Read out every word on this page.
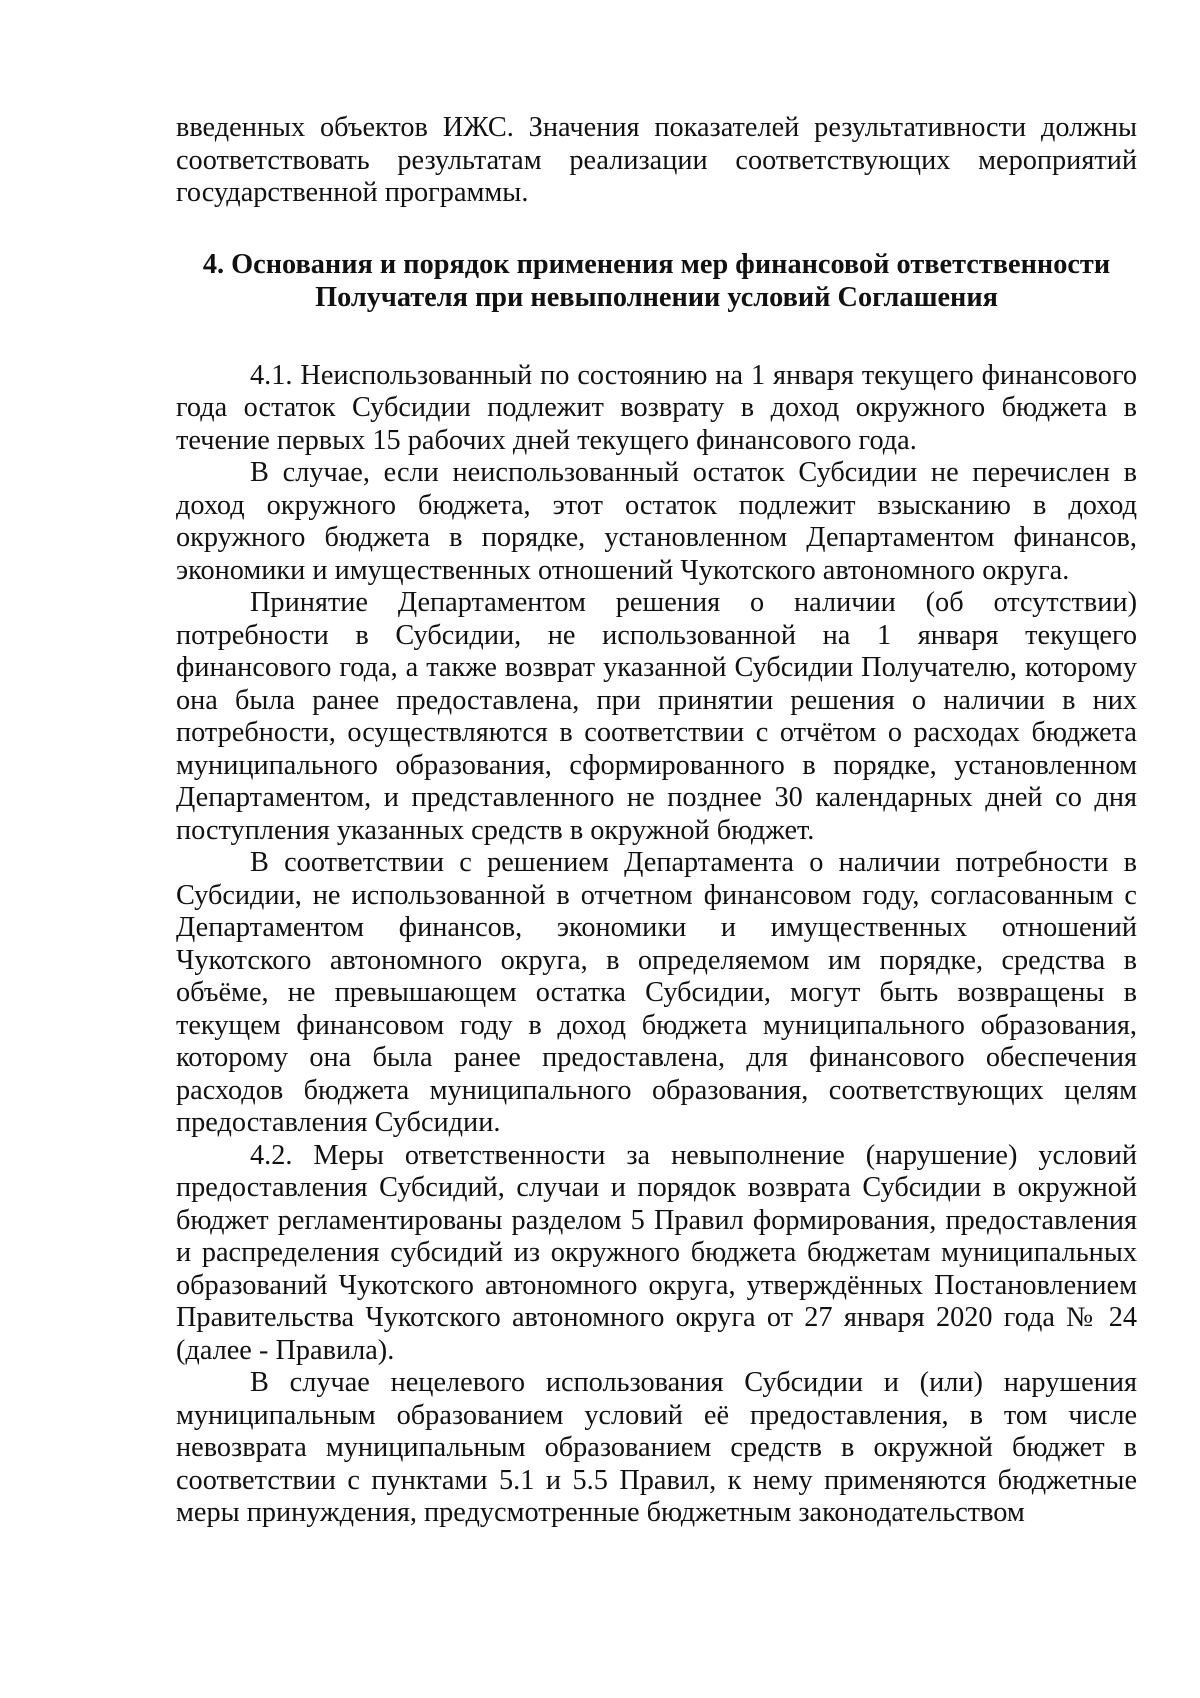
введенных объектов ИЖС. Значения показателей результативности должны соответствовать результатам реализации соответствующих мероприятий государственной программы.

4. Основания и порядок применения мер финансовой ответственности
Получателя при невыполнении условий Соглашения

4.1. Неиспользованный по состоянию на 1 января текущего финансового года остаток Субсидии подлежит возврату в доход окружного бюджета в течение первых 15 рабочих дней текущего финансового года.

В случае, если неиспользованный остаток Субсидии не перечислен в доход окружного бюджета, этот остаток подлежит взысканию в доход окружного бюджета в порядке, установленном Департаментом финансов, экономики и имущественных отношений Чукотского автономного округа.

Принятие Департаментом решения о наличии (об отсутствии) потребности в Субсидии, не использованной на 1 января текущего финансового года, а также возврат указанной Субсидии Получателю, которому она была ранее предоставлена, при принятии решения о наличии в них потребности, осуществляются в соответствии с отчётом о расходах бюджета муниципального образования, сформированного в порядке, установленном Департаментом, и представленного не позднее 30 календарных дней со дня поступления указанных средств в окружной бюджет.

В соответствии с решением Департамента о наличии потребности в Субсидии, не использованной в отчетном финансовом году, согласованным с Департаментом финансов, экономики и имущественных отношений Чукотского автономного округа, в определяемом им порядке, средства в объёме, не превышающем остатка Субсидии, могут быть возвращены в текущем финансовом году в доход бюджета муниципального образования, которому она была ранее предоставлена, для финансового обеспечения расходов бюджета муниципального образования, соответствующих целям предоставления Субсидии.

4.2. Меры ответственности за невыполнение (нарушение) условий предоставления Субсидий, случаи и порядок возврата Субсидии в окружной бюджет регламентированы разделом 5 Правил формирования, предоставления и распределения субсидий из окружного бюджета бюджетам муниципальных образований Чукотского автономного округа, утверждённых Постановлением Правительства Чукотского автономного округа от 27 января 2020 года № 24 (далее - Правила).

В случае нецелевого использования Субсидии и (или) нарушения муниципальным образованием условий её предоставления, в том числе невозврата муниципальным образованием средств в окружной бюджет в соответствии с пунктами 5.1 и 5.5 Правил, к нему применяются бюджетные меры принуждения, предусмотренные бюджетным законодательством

++++++++++++++++++++

**EXERCISE REQUIREMENTS**
Transcribe the whole listing exactly. Pictures are excluded.

**SOLUTION FOR THIS PROBLEM**
Read out every word on this page.
введенных объектов ИЖС. Значения показателей результативности должны соответствовать результатам реализации соответствующих мероприятий государственной программы.

4. Основания и порядок применения мер финансовой ответственности
Получателя при невыполнении условий Соглашения

4.1. Неиспользованный по состоянию на 1 января текущего финансового года остаток Субсидии подлежит возврату в доход окружного бюджета в течение первых 15 рабочих дней текущего финансового года.

В случае, если неиспользованный остаток Субсидии не перечислен в доход окружного бюджета, этот остаток подлежит взысканию в доход окружного бюджета в порядке, установленном Департаментом финансов, экономики и имущественных отношений Чукотского автономного округа.

Принятие Департаментом решения о наличии (об отсутствии) потребности в Субсидии, не использованной на 1 января текущего финансового года, а также возврат указанной Субсидии Получателю, которому она была ранее предоставлена, при принятии решения о наличии в них потребности, осуществляются в соответствии с отчётом о расходах бюджета муниципального образования, сформированного в порядке, установленном Департаментом, и представленного не позднее 30 календарных дней со дня поступления указанных средств в окружной бюджет.

В соответствии с решением Департамента о наличии потребности в Субсидии, не использованной в отчетном финансовом году, согласованным с Департаментом финансов, экономики и имущественных отношений Чукотского автономного округа, в определяемом им порядке, средства в объёме, не превышающем остатка Субсидии, могут быть возвращены в текущем финансовом году в доход бюджета муниципального образования, которому она была ранее предоставлена, для финансового обеспечения расходов бюджета муниципального образования, соответствующих целям предоставления Субсидии.

4.2. Меры ответственности за невыполнение (нарушение) условий предоставления Субсидий, случаи и порядок возврата Субсидии в окружной бюджет регламентированы разделом 5 Правил формирования, предоставления и распределения субсидий из окружного бюджета бюджетам муниципальных образований Чукотского автономного округа, утверждённых Постановлением Правительства Чукотского автономного округа от 27 января 2020 года № 24 (далее - Правила).

В случае нецелевого использования Субсидии и (или) нарушения муниципальным образованием условий её предоставления, в том числе невозврата муниципальным образованием средств в окружной бюджет в соответствии с пунктами 5.1 и 5.5 Правил, к нему применяются бюджетные меры принуждения, предусмотренные бюджетным законодательством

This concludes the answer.